(Records excerpted from a collection)
--

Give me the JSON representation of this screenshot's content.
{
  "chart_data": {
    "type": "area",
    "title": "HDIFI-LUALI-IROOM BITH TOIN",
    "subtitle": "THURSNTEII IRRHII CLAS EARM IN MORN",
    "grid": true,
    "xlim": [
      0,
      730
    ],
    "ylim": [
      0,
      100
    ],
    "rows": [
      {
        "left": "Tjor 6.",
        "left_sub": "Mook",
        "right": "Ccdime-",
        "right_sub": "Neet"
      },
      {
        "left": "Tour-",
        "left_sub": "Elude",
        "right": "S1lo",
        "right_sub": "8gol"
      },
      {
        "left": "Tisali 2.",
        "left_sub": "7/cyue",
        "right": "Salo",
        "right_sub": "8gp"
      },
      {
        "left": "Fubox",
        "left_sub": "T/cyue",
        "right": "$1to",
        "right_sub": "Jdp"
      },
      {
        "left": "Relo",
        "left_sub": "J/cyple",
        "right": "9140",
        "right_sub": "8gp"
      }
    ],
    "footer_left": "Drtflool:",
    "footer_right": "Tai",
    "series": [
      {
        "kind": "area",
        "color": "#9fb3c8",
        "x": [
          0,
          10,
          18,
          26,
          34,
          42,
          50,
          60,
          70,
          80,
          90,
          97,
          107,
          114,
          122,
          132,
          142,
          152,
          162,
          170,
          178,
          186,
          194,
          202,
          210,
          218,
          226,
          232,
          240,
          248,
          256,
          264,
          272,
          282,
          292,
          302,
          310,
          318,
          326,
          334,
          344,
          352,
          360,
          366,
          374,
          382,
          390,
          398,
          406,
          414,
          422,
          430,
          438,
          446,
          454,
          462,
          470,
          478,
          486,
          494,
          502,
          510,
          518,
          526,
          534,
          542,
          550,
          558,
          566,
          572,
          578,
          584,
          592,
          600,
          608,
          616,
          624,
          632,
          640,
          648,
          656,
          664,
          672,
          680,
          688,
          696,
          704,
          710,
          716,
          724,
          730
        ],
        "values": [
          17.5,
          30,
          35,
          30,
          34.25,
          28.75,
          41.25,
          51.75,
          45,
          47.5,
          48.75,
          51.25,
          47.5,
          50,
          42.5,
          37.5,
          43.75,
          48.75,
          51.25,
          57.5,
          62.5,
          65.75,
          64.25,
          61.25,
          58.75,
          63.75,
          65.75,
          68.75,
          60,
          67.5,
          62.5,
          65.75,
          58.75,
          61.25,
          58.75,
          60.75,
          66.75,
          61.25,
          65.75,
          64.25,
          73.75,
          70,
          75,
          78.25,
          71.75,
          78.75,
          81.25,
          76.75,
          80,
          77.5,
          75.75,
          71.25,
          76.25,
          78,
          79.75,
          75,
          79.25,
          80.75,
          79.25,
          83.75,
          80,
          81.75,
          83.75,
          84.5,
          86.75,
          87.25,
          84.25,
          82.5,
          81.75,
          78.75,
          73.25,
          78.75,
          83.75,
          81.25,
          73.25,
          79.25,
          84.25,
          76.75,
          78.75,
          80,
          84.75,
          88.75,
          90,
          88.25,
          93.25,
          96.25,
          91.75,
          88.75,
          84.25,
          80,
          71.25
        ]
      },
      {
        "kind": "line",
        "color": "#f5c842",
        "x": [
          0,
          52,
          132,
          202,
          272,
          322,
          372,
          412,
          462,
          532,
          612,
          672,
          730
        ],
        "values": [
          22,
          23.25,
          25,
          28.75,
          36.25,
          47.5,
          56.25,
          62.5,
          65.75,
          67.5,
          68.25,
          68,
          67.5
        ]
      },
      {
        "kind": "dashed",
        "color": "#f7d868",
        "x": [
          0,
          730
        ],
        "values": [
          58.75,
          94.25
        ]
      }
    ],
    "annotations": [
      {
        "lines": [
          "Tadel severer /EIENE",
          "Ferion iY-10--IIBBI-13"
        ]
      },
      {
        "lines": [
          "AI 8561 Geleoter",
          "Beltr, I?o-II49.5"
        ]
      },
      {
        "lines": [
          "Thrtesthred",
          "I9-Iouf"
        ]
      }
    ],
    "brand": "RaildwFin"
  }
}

--

WRITTEN REQUEST: Write out every line exactly as it stands.

FINAL RESULT:
Give me the JSON representation of this screenshot's content.
{
  "chart_data": {
    "type": "area",
    "title": "HDIFI-LUALI-IROOM BITH TOIN",
    "subtitle": "THURSNTEII IRRHII CLAS EARM IN MORN",
    "grid": true,
    "xlim": [
      0,
      730
    ],
    "ylim": [
      0,
      100
    ],
    "rows": [
      {
        "left": "Tjor 6.",
        "left_sub": "Mook",
        "right": "Ccdime-",
        "right_sub": "Neet"
      },
      {
        "left": "Tour-",
        "left_sub": "Elude",
        "right": "S1lo",
        "right_sub": "8gol"
      },
      {
        "left": "Tisali 2.",
        "left_sub": "7/cyue",
        "right": "Salo",
        "right_sub": "8gp"
      },
      {
        "left": "Fubox",
        "left_sub": "T/cyue",
        "right": "$1to",
        "right_sub": "Jdp"
      },
      {
        "left": "Relo",
        "left_sub": "J/cyple",
        "right": "9140",
        "right_sub": "8gp"
      }
    ],
    "footer_left": "Drtflool:",
    "footer_right": "Tai",
    "series": [
      {
        "kind": "area",
        "color": "#9fb3c8",
        "x": [
          0,
          10,
          18,
          26,
          34,
          42,
          50,
          60,
          70,
          80,
          90,
          97,
          107,
          114,
          122,
          132,
          142,
          152,
          162,
          170,
          178,
          186,
          194,
          202,
          210,
          218,
          226,
          232,
          240,
          248,
          256,
          264,
          272,
          282,
          292,
          302,
          310,
          318,
          326,
          334,
          344,
          352,
          360,
          366,
          374,
          382,
          390,
          398,
          406,
          414,
          422,
          430,
          438,
          446,
          454,
          462,
          470,
          478,
          486,
          494,
          502,
          510,
          518,
          526,
          534,
          542,
          550,
          558,
          566,
          572,
          578,
          584,
          592,
          600,
          608,
          616,
          624,
          632,
          640,
          648,
          656,
          664,
          672,
          680,
          688,
          696,
          704,
          710,
          716,
          724,
          730
        ],
        "values": [
          17.5,
          30,
          35,
          30,
          34.25,
          28.75,
          41.25,
          51.75,
          45,
          47.5,
          48.75,
          51.25,
          47.5,
          50,
          42.5,
          37.5,
          43.75,
          48.75,
          51.25,
          57.5,
          62.5,
          65.75,
          64.25,
          61.25,
          58.75,
          63.75,
          65.75,
          68.75,
          60,
          67.5,
          62.5,
          65.75,
          58.75,
          61.25,
          58.75,
          60.75,
          66.75,
          61.25,
          65.75,
          64.25,
          73.75,
          70,
          75,
          78.25,
          71.75,
          78.75,
          81.25,
          76.75,
          80,
          77.5,
          75.75,
          71.25,
          76.25,
          78,
          79.75,
          75,
          79.25,
          80.75,
          79.25,
          83.75,
          80,
          81.75,
          83.75,
          84.5,
          86.75,
          87.25,
          84.25,
          82.5,
          81.75,
          78.75,
          73.25,
          78.75,
          83.75,
          81.25,
          73.25,
          79.25,
          84.25,
          76.75,
          78.75,
          80,
          84.75,
          88.75,
          90,
          88.25,
          93.25,
          96.25,
          91.75,
          88.75,
          84.25,
          80,
          71.25
        ]
      },
      {
        "kind": "line",
        "color": "#f5c842",
        "x": [
          0,
          52,
          132,
          202,
          272,
          322,
          372,
          412,
          462,
          532,
          612,
          672,
          730
        ],
        "values": [
          22,
          23.25,
          25,
          28.75,
          36.25,
          47.5,
          56.25,
          62.5,
          65.75,
          67.5,
          68.25,
          68,
          67.5
        ]
      },
      {
        "kind": "dashed",
        "color": "#f7d868",
        "x": [
          0,
          730
        ],
        "values": [
          58.75,
          94.25
        ]
      }
    ],
    "annotations": [
      {
        "lines": [
          "Tadel severer /EIENE",
          "Ferion iY-10--IIBBI-13"
        ]
      },
      {
        "lines": [
          "AI 8561 Geleoter",
          "Beltr, I?o-II49.5"
        ]
      },
      {
        "lines": [
          "Thrtesthred",
          "I9-Iouf"
        ]
      }
    ],
    "brand": "RaildwFin"
  }
}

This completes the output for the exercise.